• _Dataset content_
[start]
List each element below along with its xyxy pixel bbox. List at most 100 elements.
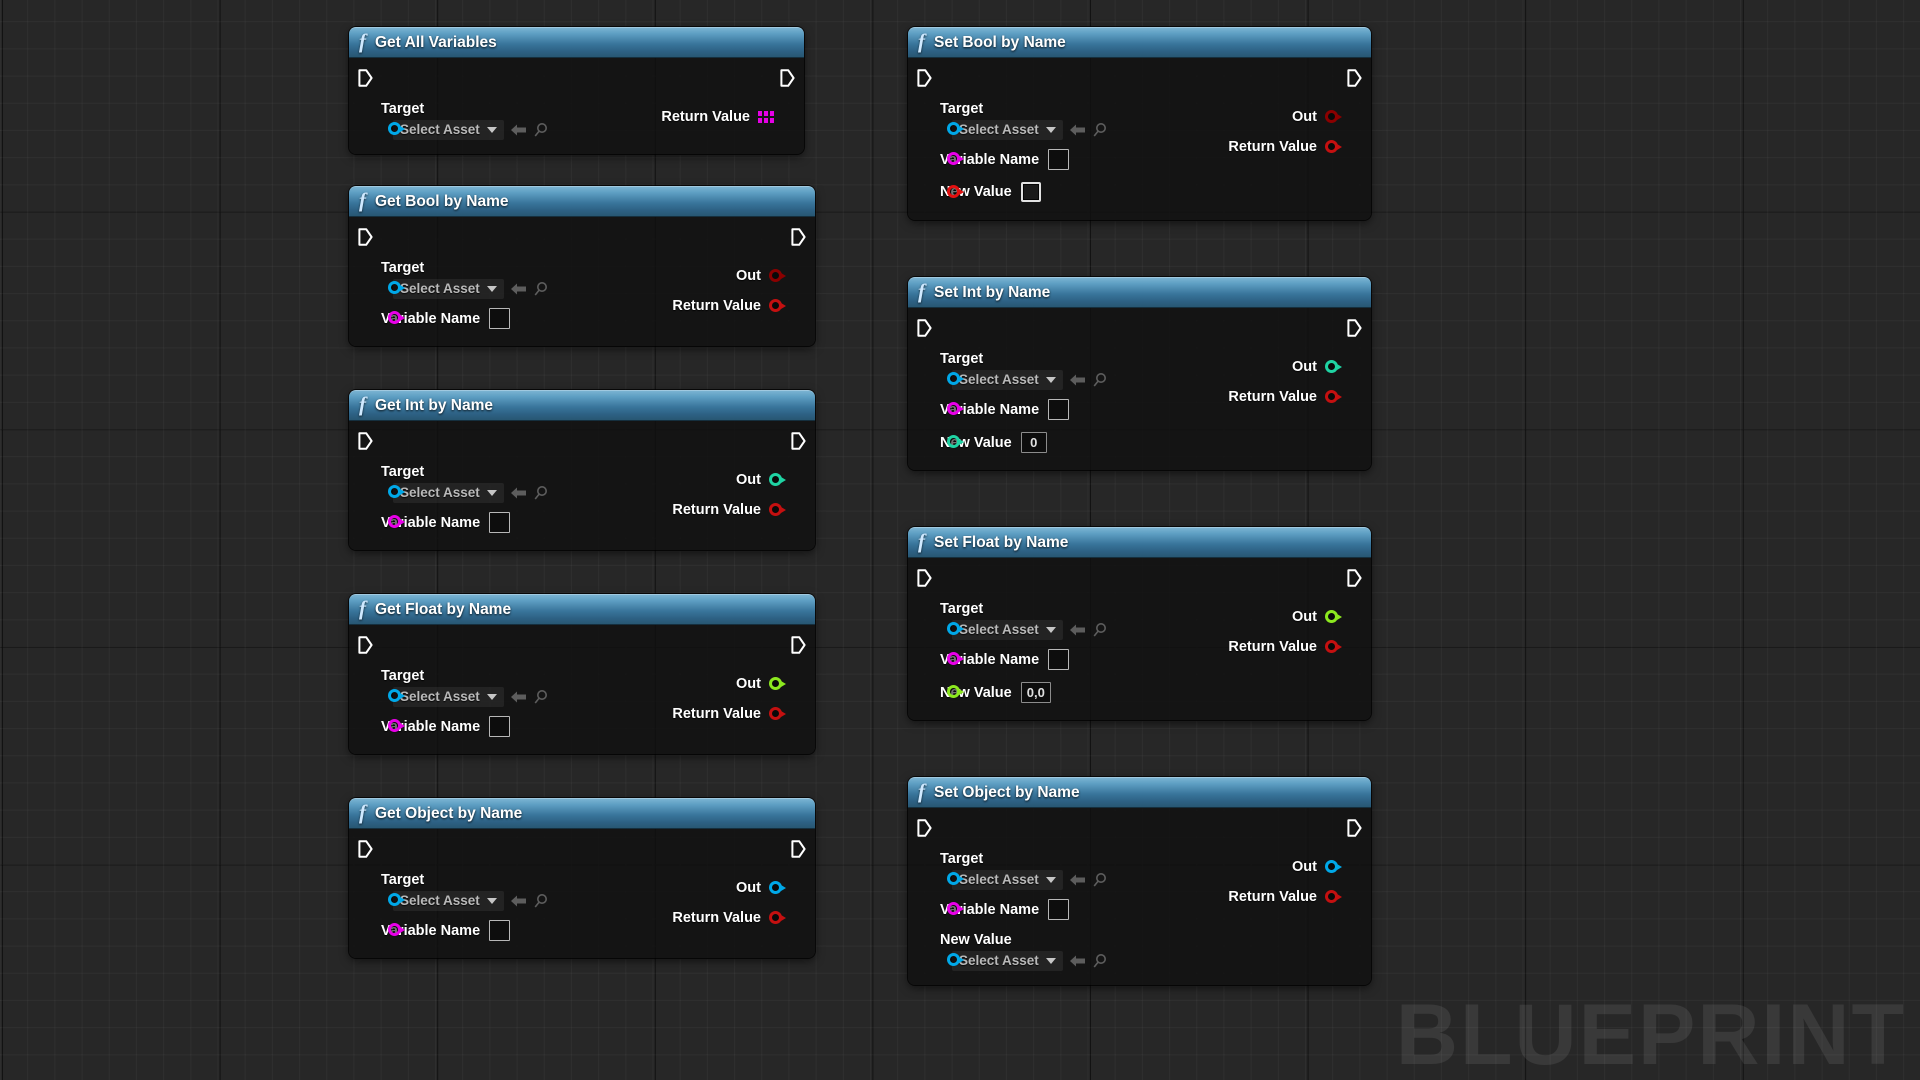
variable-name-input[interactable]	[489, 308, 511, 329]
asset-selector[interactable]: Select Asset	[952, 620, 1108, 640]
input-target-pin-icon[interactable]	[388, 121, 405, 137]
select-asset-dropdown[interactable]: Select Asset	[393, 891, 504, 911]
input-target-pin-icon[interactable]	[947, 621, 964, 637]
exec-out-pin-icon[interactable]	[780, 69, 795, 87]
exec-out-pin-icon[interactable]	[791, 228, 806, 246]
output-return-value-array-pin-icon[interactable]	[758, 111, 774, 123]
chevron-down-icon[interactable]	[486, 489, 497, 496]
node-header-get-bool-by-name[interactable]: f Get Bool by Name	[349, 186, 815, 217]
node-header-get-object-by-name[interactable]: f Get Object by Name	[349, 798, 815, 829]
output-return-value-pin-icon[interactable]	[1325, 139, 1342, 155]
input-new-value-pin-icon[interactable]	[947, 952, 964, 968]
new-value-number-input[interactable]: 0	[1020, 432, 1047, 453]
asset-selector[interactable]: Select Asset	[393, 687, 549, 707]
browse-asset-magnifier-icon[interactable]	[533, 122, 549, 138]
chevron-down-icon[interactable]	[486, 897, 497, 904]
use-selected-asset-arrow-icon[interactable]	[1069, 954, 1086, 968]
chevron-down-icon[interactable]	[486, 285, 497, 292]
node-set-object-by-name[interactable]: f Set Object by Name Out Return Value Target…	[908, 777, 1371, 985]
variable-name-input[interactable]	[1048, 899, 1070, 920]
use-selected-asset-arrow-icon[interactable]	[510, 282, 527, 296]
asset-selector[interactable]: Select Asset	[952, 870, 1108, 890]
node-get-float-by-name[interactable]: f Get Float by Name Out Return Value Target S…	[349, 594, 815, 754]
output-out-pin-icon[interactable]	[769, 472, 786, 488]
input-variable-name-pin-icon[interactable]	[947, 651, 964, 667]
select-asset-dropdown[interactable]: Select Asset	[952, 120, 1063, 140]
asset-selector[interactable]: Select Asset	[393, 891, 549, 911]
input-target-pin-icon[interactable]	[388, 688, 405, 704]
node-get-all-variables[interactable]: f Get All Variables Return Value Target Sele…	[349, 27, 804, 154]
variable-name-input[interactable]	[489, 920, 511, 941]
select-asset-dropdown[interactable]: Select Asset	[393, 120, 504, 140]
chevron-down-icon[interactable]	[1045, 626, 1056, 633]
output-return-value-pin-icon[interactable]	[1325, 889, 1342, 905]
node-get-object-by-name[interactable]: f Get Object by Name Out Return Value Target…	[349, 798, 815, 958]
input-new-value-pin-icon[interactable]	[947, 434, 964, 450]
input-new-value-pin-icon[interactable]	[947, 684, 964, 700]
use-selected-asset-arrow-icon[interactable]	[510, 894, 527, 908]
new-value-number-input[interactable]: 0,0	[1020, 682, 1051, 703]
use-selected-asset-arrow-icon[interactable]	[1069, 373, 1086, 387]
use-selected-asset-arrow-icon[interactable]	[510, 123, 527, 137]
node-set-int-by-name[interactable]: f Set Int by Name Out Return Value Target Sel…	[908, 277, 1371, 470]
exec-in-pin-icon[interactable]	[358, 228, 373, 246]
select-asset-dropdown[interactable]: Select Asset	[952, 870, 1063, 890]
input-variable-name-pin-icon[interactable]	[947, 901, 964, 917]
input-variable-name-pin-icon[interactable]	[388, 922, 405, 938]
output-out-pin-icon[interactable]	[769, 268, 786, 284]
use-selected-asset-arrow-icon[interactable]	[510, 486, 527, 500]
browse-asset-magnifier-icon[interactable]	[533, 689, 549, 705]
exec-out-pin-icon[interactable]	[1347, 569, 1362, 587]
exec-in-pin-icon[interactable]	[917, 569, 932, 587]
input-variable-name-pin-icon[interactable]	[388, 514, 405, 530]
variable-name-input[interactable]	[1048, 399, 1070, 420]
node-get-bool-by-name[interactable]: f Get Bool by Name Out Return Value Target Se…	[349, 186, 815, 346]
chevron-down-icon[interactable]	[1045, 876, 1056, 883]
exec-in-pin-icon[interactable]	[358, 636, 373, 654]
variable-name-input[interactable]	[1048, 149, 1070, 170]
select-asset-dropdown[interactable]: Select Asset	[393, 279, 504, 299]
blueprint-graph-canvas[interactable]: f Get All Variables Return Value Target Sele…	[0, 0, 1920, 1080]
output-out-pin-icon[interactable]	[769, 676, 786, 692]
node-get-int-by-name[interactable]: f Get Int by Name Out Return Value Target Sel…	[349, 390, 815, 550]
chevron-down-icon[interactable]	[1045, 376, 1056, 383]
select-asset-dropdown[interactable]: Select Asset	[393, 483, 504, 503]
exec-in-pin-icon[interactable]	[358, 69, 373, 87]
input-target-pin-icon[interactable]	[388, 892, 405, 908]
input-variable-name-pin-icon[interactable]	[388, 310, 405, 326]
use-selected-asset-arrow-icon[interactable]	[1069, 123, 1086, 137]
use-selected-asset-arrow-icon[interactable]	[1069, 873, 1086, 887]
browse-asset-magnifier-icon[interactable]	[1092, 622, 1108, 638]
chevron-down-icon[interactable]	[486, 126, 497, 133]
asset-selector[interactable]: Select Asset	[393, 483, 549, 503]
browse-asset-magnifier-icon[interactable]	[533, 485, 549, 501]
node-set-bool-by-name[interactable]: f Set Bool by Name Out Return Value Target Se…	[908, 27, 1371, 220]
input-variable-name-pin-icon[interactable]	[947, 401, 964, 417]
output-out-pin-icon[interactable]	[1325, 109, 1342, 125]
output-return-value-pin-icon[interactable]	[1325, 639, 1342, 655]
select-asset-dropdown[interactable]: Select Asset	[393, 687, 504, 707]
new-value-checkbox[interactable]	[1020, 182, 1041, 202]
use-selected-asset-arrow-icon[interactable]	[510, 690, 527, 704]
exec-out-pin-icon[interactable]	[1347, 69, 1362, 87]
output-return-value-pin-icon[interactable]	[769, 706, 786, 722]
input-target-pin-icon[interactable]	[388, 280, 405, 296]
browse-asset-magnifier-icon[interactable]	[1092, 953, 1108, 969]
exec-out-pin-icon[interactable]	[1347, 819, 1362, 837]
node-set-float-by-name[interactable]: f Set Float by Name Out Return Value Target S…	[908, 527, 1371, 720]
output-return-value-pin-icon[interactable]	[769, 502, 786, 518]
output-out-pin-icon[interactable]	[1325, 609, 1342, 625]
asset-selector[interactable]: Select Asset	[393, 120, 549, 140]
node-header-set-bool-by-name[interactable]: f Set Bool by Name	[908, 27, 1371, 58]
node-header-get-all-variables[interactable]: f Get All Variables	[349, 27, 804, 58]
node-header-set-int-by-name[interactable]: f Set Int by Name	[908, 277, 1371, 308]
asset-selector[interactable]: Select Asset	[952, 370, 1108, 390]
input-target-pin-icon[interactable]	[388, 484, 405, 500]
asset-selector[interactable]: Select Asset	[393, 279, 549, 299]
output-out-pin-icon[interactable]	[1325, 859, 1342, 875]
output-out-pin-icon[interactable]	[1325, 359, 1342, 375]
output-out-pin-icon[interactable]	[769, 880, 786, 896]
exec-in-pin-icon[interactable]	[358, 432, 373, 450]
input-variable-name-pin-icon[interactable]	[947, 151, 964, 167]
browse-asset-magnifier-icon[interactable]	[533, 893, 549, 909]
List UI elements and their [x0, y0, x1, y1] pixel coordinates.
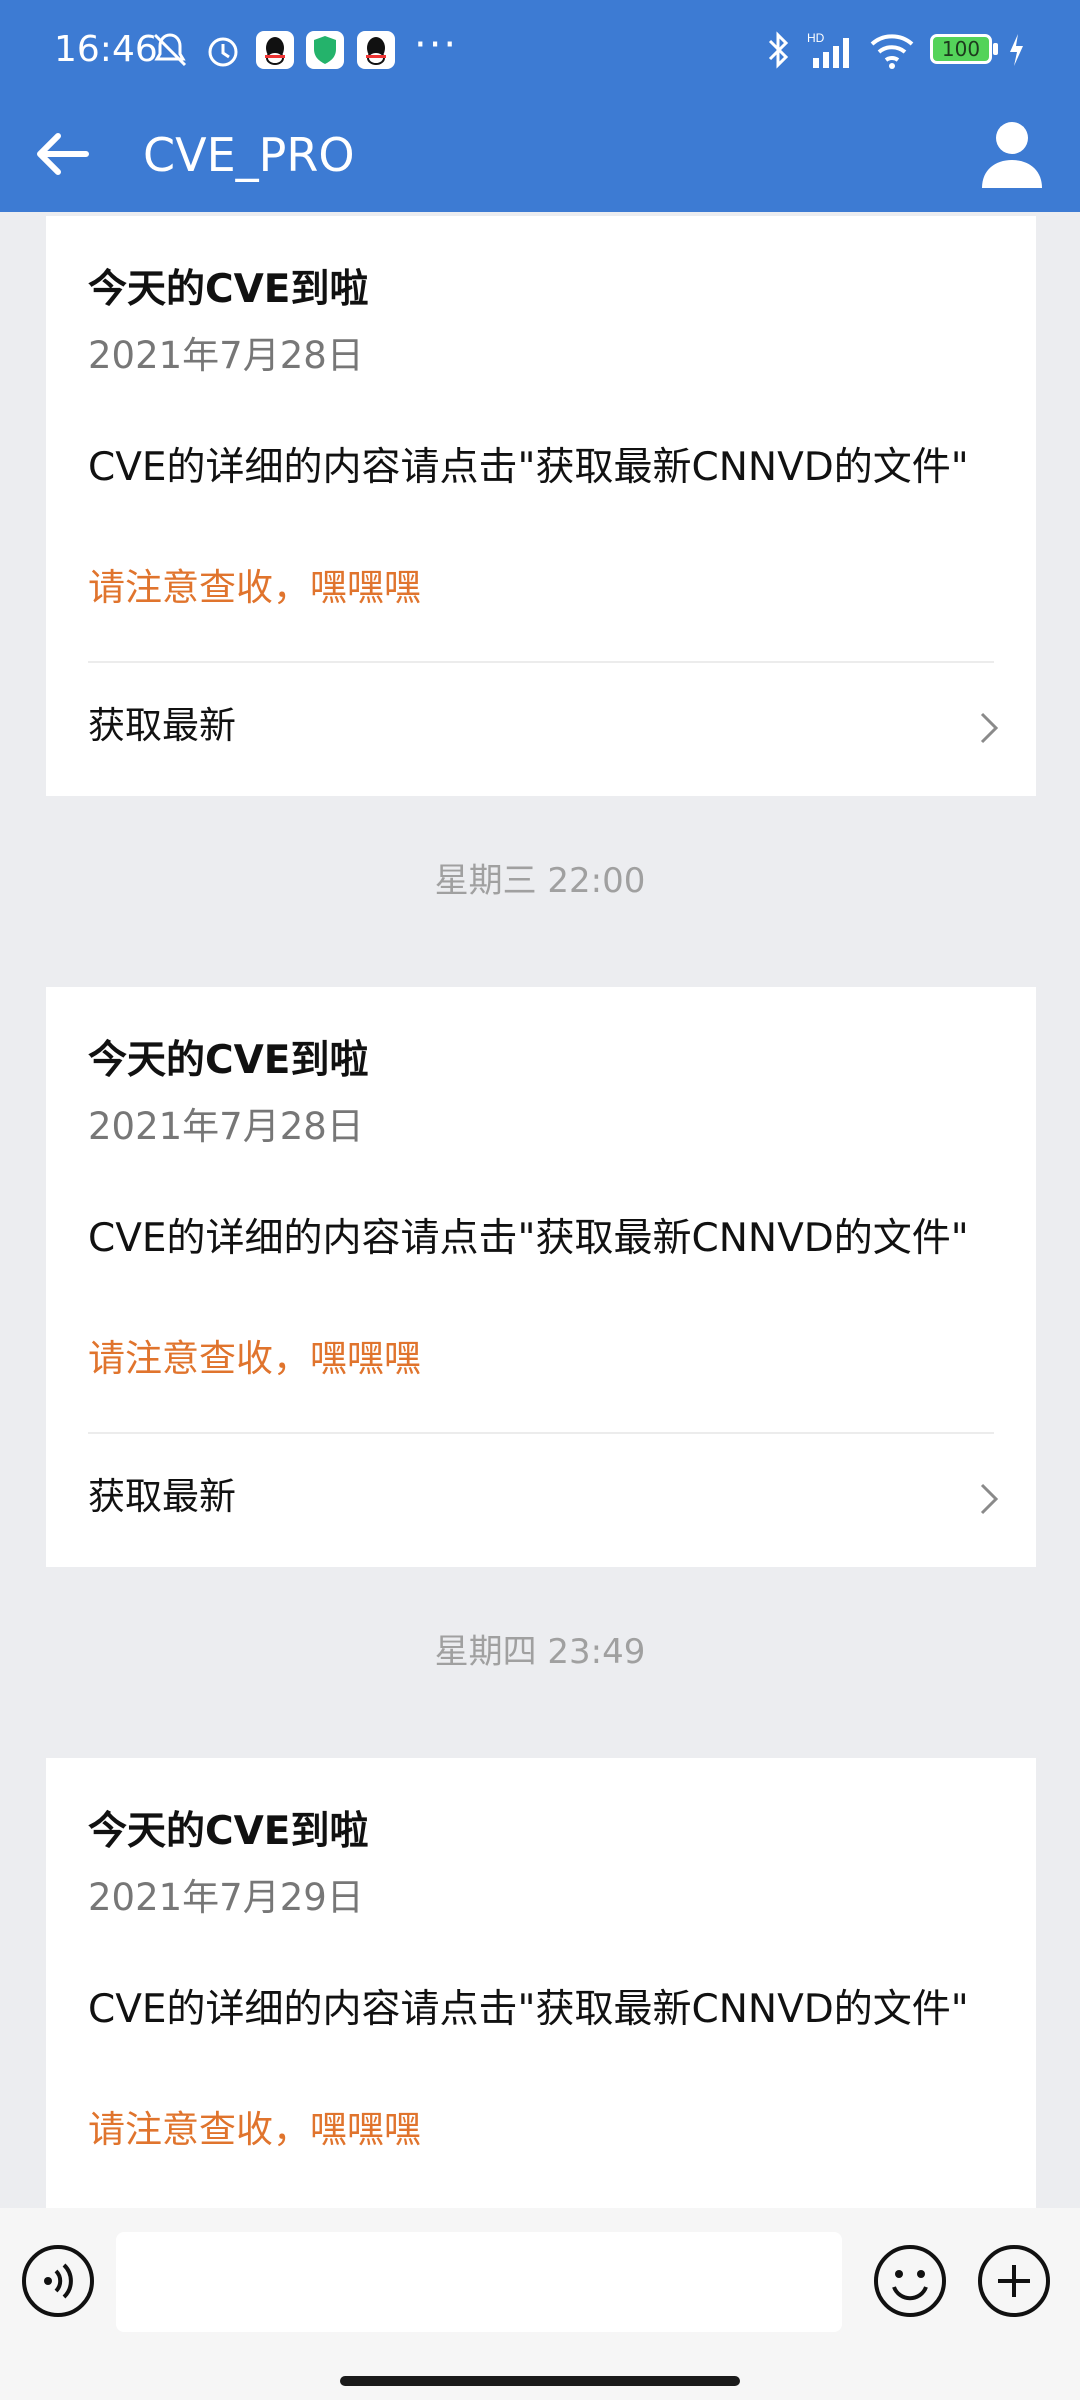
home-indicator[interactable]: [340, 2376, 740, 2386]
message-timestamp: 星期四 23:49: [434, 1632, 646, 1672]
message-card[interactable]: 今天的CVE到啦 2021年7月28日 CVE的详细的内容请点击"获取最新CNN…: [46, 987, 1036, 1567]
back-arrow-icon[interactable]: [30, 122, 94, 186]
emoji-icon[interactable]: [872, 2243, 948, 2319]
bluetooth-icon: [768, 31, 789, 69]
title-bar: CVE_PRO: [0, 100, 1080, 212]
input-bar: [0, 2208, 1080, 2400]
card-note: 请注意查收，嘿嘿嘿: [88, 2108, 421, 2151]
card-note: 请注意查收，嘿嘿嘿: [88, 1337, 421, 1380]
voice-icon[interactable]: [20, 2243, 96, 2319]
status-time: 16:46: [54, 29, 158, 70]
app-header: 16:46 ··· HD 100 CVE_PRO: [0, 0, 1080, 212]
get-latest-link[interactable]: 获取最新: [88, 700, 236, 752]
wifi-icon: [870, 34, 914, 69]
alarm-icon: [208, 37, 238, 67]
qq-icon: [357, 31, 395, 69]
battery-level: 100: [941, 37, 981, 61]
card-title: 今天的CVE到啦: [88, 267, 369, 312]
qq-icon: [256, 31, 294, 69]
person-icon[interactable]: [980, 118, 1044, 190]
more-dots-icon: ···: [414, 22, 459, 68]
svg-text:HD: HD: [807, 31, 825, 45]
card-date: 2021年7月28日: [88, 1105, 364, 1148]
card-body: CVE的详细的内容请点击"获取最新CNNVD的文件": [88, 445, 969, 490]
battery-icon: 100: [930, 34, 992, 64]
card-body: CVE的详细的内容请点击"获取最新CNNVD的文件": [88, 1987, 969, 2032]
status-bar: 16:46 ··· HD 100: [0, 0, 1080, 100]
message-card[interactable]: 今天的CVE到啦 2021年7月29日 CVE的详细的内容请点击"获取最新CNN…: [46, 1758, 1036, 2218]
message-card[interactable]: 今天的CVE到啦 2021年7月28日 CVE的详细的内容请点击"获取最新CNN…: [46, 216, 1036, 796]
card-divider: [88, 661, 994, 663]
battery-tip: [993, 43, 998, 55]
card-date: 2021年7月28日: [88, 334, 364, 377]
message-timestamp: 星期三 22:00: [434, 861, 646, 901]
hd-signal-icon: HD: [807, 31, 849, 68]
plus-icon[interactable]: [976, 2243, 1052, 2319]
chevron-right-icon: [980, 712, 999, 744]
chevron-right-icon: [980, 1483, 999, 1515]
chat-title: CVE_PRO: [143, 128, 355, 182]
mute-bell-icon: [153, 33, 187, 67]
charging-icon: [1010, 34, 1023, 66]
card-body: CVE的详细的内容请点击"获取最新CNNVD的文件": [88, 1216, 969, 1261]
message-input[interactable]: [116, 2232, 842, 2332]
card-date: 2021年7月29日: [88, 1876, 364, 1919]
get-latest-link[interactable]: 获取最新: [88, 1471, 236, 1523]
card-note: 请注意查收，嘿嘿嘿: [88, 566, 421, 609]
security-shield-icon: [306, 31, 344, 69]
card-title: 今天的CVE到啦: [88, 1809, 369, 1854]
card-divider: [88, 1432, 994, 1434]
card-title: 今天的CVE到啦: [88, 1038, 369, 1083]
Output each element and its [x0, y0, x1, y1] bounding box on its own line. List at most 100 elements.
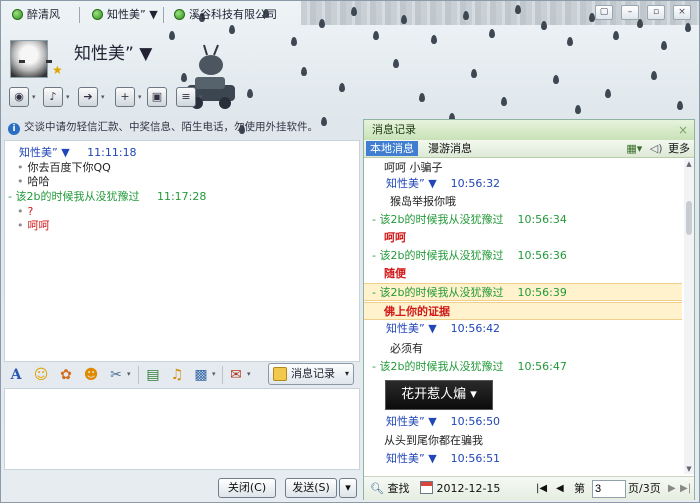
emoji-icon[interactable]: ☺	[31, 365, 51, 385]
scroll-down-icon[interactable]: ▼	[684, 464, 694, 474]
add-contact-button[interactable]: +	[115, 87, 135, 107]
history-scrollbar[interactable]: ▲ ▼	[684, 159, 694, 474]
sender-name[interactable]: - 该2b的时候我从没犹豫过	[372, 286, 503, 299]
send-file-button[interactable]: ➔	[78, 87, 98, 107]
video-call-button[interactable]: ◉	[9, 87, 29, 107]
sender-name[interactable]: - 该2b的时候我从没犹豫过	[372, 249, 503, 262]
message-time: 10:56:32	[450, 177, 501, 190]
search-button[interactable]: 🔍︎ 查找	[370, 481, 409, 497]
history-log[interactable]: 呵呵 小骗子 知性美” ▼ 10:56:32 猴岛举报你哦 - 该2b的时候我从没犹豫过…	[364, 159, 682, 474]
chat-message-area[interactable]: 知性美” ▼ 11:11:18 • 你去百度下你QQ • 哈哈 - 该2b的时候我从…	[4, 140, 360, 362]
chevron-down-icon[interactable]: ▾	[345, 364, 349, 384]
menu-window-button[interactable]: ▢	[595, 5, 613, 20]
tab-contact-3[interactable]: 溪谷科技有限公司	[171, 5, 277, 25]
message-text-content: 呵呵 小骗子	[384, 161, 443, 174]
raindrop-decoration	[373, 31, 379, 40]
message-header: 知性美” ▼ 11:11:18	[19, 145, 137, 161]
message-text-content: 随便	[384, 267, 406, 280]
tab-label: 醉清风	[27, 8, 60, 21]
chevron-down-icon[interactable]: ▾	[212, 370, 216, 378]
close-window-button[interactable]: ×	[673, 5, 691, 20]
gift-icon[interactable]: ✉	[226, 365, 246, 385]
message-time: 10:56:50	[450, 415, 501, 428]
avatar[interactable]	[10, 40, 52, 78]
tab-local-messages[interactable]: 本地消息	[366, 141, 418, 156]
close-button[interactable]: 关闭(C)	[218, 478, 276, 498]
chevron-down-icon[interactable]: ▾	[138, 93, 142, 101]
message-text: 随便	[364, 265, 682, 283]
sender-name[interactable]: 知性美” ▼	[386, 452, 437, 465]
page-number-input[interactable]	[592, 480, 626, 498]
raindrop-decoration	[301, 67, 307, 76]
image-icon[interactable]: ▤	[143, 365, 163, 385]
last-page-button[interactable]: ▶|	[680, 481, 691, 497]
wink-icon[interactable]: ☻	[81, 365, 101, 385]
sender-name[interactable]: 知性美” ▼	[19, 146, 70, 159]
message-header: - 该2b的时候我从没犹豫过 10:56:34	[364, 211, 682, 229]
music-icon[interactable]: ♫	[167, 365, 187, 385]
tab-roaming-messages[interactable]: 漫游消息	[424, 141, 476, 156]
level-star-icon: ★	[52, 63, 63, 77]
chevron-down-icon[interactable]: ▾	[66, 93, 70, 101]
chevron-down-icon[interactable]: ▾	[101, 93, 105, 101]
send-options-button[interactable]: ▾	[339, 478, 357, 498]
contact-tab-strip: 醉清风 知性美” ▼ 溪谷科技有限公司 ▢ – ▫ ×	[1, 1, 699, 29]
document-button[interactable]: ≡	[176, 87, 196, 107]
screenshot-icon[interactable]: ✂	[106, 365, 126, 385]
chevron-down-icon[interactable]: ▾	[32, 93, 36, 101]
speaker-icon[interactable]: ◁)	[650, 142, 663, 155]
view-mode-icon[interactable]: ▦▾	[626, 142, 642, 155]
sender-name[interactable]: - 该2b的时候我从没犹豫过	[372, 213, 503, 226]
[end]
• _Aim_
Set out the data from the line containing "home-indicator[interactable]: [340, 2376, 740, 2386]" through the line containing "app-header: 16:46 ···" as a JSON list of strings, one string per line, leaving out any blank lines.

• _Written answer_
[
  "home-indicator[interactable]: [340, 2376, 740, 2386]",
  "message-timestamp: 星期四 23:49: [434, 1632, 646, 1672]",
  "message-card[interactable]: 今天的CVE到啦 2021年7月28日 CVE的详细的内容请点击\"获取最新CNN…: [46, 987, 1036, 1567]",
  "back-arrow-icon[interactable]: [30, 122, 94, 186]",
  "emoji-icon[interactable]: [872, 2243, 948, 2319]",
  "bluetooth-icon: [768, 31, 789, 69]",
  "title-bar: CVE_PRO: [0, 100, 1080, 212]",
  "input-bar: [0, 2208, 1080, 2400]",
  "card-note: 请注意查收，嘿嘿嘿: [88, 2108, 421, 2151]",
  "card-note: 请注意查收，嘿嘿嘿: [88, 1337, 421, 1380]",
  "voice-icon[interactable]: [20, 2243, 96, 2319]",
  "status-time: 16:46: [54, 29, 158, 70]",
  "app-header: 16:46 ··· HD 100 CVE_PRO: [0, 0, 1080, 212]"
]